#### Problem details:
Copy every entry below line for line, keeping each one unchanged.

#### Material:
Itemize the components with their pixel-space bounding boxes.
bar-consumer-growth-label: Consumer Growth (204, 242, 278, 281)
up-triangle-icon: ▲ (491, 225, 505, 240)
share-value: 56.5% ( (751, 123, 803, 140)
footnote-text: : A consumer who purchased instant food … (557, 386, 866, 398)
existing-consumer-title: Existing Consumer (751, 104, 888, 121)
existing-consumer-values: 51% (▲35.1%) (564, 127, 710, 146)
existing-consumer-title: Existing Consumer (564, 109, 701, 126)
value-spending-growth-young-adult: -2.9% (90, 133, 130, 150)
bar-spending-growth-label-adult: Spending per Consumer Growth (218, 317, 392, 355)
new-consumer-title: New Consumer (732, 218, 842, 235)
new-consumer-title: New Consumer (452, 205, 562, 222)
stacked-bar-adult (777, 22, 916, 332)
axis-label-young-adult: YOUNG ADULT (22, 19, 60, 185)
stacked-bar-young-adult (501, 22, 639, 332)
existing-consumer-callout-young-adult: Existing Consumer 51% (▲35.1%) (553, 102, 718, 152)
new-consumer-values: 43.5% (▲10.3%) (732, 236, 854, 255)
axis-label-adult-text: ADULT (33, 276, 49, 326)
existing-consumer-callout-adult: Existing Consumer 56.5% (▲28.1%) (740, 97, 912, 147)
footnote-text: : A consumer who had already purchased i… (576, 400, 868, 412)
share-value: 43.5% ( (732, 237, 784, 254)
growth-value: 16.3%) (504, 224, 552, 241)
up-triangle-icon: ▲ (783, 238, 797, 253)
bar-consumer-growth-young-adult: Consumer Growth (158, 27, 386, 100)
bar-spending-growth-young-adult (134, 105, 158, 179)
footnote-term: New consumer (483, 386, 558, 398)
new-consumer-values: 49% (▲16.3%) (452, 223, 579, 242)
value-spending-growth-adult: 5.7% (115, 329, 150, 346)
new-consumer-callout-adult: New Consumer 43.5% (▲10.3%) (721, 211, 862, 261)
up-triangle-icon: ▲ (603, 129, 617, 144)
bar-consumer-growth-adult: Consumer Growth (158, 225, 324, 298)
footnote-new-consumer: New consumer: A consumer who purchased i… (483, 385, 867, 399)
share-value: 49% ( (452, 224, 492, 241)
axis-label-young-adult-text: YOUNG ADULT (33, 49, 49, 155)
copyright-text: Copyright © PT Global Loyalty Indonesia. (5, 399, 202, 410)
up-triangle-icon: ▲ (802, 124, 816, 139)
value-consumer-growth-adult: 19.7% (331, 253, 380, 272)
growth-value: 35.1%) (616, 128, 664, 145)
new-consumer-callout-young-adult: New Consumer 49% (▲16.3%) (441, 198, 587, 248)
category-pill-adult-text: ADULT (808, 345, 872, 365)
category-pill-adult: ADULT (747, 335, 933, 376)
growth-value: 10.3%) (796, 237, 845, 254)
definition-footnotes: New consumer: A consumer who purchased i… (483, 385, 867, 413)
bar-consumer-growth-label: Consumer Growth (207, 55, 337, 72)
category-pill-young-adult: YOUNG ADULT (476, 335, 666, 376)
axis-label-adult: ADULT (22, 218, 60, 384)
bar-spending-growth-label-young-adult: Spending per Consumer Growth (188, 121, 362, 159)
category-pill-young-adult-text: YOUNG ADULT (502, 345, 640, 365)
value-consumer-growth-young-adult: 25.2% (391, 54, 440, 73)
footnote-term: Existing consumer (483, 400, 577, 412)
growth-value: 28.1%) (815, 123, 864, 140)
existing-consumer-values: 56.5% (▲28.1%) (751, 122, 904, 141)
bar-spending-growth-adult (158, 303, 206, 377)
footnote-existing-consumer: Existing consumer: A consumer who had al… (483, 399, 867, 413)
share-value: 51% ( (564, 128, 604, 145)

#### The response:
Itemize the components with their pixel-space bounding boxes.
bar-consumer-growth-label: Consumer Growth (204, 242, 278, 281)
up-triangle-icon: ▲ (491, 225, 505, 240)
share-value: 56.5% ( (751, 123, 803, 140)
footnote-text: : A consumer who purchased instant food … (557, 386, 866, 398)
existing-consumer-title: Existing Consumer (751, 104, 888, 121)
existing-consumer-values: 51% (▲35.1%) (564, 127, 710, 146)
existing-consumer-title: Existing Consumer (564, 109, 701, 126)
value-spending-growth-young-adult: -2.9% (90, 133, 130, 150)
bar-spending-growth-label-adult: Spending per Consumer Growth (218, 317, 392, 355)
new-consumer-title: New Consumer (732, 218, 842, 235)
new-consumer-title: New Consumer (452, 205, 562, 222)
stacked-bar-adult (777, 22, 916, 332)
axis-label-young-adult: YOUNG ADULT (22, 19, 60, 185)
stacked-bar-young-adult (501, 22, 639, 332)
existing-consumer-callout-young-adult: Existing Consumer 51% (▲35.1%) (553, 102, 718, 152)
new-consumer-values: 43.5% (▲10.3%) (732, 236, 854, 255)
axis-label-adult-text: ADULT (33, 276, 49, 326)
existing-consumer-callout-adult: Existing Consumer 56.5% (▲28.1%) (740, 97, 912, 147)
footnote-text: : A consumer who had already purchased i… (576, 400, 868, 412)
share-value: 43.5% ( (732, 237, 784, 254)
growth-value: 16.3%) (504, 224, 552, 241)
up-triangle-icon: ▲ (783, 238, 797, 253)
bar-consumer-growth-young-adult: Consumer Growth (158, 27, 386, 100)
bar-spending-growth-young-adult (134, 105, 158, 179)
footnote-term: New consumer (483, 386, 558, 398)
new-consumer-values: 49% (▲16.3%) (452, 223, 579, 242)
value-spending-growth-adult: 5.7% (115, 329, 150, 346)
new-consumer-callout-adult: New Consumer 43.5% (▲10.3%) (721, 211, 862, 261)
up-triangle-icon: ▲ (603, 129, 617, 144)
bar-consumer-growth-adult: Consumer Growth (158, 225, 324, 298)
footnote-new-consumer: New consumer: A consumer who purchased i… (483, 385, 867, 399)
share-value: 49% ( (452, 224, 492, 241)
axis-label-young-adult-text: YOUNG ADULT (33, 49, 49, 155)
copyright-text: Copyright © PT Global Loyalty Indonesia. (5, 399, 202, 410)
up-triangle-icon: ▲ (802, 124, 816, 139)
value-consumer-growth-adult: 19.7% (331, 253, 380, 272)
growth-value: 35.1%) (616, 128, 664, 145)
new-consumer-callout-young-adult: New Consumer 49% (▲16.3%) (441, 198, 587, 248)
category-pill-adult-text: ADULT (808, 345, 872, 365)
category-pill-adult: ADULT (747, 335, 933, 376)
growth-value: 10.3%) (796, 237, 845, 254)
definition-footnotes: New consumer: A consumer who purchased i… (483, 385, 867, 413)
bar-consumer-growth-label: Consumer Growth (207, 55, 337, 72)
category-pill-young-adult: YOUNG ADULT (476, 335, 666, 376)
axis-label-adult: ADULT (22, 218, 60, 384)
bar-spending-growth-label-young-adult: Spending per Consumer Growth (188, 121, 362, 159)
category-pill-young-adult-text: YOUNG ADULT (502, 345, 640, 365)
value-consumer-growth-young-adult: 25.2% (391, 54, 440, 73)
footnote-term: Existing consumer (483, 400, 577, 412)
growth-value: 28.1%) (815, 123, 864, 140)
existing-consumer-values: 56.5% (▲28.1%) (751, 122, 904, 141)
bar-spending-growth-adult (158, 303, 206, 377)
footnote-existing-consumer: Existing consumer: A consumer who had al… (483, 399, 867, 413)
share-value: 51% ( (564, 128, 604, 145)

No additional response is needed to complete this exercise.